The task.
Reproduce every record below exactly as written, leaving out any pictures.

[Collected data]
-- BEGIN --
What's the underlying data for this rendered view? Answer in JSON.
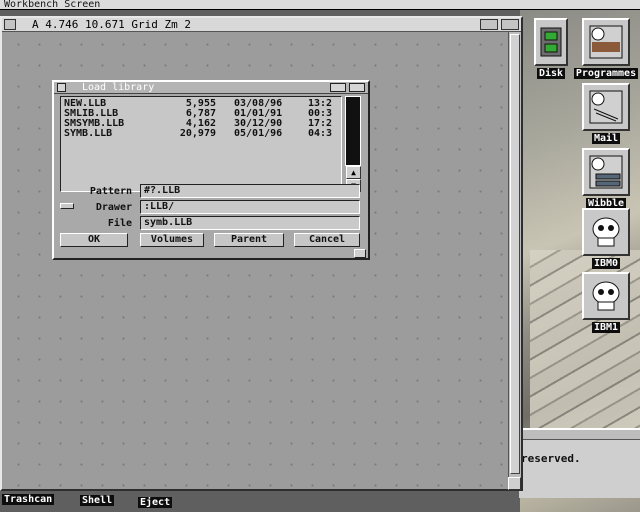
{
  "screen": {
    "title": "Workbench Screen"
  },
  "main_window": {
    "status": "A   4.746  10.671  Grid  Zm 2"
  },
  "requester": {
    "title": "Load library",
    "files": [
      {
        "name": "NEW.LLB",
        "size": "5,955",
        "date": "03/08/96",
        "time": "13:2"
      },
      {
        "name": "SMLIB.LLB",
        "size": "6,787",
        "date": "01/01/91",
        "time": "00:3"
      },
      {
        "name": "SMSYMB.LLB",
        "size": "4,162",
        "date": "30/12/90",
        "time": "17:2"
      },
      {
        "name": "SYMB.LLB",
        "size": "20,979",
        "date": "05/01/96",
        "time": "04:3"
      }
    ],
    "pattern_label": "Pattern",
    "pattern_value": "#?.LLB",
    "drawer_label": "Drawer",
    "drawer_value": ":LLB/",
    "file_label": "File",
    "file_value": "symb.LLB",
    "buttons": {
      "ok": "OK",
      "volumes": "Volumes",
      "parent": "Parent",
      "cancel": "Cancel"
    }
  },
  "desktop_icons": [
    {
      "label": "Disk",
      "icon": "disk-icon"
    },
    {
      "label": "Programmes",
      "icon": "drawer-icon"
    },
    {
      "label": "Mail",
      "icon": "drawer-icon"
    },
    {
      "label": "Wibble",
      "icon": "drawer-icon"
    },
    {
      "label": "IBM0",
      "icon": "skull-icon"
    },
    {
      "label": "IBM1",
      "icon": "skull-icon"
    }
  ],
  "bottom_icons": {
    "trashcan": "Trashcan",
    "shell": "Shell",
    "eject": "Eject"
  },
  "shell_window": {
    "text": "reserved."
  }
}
-- END --
Task output.
What's the underlying data for this rendered view? Answer in JSON.
{
  "screen": {
    "title": "Workbench Screen"
  },
  "main_window": {
    "status": "A   4.746  10.671  Grid  Zm 2"
  },
  "requester": {
    "title": "Load library",
    "files": [
      {
        "name": "NEW.LLB",
        "size": "5,955",
        "date": "03/08/96",
        "time": "13:2"
      },
      {
        "name": "SMLIB.LLB",
        "size": "6,787",
        "date": "01/01/91",
        "time": "00:3"
      },
      {
        "name": "SMSYMB.LLB",
        "size": "4,162",
        "date": "30/12/90",
        "time": "17:2"
      },
      {
        "name": "SYMB.LLB",
        "size": "20,979",
        "date": "05/01/96",
        "time": "04:3"
      }
    ],
    "pattern_label": "Pattern",
    "pattern_value": "#?.LLB",
    "drawer_label": "Drawer",
    "drawer_value": ":LLB/",
    "file_label": "File",
    "file_value": "symb.LLB",
    "buttons": {
      "ok": "OK",
      "volumes": "Volumes",
      "parent": "Parent",
      "cancel": "Cancel"
    }
  },
  "desktop_icons": [
    {
      "label": "Disk",
      "icon": "disk-icon"
    },
    {
      "label": "Programmes",
      "icon": "drawer-icon"
    },
    {
      "label": "Mail",
      "icon": "drawer-icon"
    },
    {
      "label": "Wibble",
      "icon": "drawer-icon"
    },
    {
      "label": "IBM0",
      "icon": "skull-icon"
    },
    {
      "label": "IBM1",
      "icon": "skull-icon"
    }
  ],
  "bottom_icons": {
    "trashcan": "Trashcan",
    "shell": "Shell",
    "eject": "Eject"
  },
  "shell_window": {
    "text": "reserved."
  }
}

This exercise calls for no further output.